(Lines of data)
*-*-*

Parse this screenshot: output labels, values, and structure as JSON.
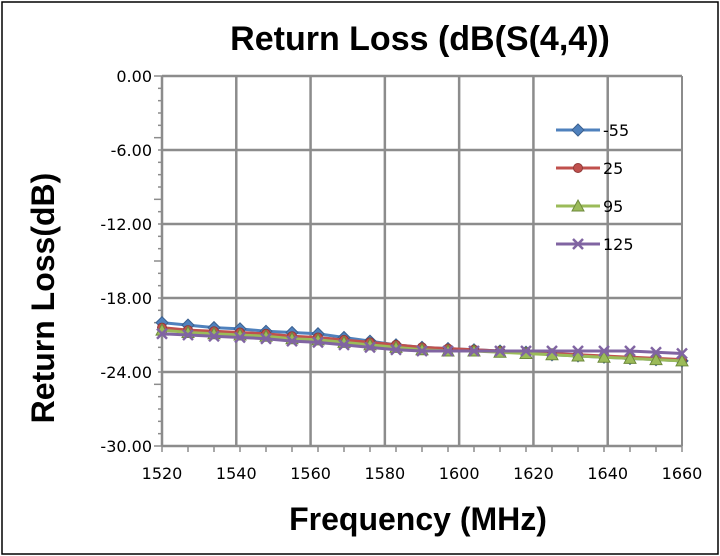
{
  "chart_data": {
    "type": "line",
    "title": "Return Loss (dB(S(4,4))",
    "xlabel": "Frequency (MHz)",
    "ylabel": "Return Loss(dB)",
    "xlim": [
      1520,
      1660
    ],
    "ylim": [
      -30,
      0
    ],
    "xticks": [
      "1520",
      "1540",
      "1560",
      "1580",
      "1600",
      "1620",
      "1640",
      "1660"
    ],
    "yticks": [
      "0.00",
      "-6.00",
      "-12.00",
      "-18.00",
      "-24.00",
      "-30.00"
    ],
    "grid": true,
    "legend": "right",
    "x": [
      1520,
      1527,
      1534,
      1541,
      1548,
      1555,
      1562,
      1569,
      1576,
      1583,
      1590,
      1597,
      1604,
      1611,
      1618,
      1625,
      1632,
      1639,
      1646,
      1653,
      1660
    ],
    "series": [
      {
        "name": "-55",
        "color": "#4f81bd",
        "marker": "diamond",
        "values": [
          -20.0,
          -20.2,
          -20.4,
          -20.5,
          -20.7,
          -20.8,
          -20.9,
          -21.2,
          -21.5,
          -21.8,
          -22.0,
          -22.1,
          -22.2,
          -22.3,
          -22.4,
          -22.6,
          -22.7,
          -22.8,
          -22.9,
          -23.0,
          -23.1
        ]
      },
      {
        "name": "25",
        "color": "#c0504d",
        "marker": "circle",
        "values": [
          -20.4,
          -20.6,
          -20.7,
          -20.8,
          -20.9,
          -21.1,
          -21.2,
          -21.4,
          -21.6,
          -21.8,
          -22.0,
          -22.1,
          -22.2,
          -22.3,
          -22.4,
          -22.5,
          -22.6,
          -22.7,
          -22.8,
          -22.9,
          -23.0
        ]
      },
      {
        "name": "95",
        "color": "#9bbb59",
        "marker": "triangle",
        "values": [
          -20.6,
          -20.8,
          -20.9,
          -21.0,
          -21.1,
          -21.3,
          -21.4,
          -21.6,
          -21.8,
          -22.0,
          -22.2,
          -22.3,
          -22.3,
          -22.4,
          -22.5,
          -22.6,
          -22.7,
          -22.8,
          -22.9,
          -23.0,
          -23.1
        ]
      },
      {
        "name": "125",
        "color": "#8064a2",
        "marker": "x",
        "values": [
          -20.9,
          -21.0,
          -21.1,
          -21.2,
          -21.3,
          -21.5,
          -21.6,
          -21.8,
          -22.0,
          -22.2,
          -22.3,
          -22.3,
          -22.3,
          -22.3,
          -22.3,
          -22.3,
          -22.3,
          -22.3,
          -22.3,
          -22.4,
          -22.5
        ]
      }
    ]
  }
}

*-*-*

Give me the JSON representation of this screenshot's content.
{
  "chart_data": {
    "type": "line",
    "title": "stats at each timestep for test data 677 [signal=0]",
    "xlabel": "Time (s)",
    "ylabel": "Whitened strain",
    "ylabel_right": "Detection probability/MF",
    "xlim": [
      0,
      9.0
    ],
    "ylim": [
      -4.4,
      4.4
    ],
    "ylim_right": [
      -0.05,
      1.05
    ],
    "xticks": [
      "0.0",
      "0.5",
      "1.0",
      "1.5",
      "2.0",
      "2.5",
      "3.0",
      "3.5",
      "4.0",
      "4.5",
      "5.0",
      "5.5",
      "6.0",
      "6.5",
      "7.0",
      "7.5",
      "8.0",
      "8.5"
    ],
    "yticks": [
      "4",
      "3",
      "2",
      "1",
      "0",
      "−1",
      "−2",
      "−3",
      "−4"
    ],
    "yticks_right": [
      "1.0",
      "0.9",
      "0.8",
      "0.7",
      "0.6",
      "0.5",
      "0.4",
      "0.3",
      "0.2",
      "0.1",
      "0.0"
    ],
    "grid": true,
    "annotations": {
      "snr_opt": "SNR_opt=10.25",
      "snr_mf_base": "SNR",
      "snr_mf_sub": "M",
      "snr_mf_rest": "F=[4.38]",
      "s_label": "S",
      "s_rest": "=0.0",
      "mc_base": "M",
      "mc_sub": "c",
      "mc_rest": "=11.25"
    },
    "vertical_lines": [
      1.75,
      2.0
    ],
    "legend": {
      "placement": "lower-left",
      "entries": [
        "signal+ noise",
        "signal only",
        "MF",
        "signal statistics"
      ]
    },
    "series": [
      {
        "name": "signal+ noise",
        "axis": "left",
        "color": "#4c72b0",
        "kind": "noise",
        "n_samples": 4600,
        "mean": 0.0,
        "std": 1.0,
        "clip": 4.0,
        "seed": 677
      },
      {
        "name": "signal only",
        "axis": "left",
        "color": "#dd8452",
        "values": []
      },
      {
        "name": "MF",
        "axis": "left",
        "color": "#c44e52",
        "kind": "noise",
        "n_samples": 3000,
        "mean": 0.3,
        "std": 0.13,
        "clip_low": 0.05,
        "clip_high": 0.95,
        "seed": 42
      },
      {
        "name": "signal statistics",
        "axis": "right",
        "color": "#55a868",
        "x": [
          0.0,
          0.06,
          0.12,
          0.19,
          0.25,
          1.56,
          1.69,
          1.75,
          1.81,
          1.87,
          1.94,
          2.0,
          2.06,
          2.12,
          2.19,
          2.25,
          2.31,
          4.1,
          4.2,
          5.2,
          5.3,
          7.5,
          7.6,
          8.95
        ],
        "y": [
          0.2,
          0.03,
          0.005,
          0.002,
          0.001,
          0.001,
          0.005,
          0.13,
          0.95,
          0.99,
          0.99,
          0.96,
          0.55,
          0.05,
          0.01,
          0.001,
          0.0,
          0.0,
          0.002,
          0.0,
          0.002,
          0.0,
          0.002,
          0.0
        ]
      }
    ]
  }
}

*-*-*

Working from the entries above, return all lines that contain "Loss".

    "title": "Return Loss (dB(S(4,4))",
    "ylabel": "Return Loss(dB)",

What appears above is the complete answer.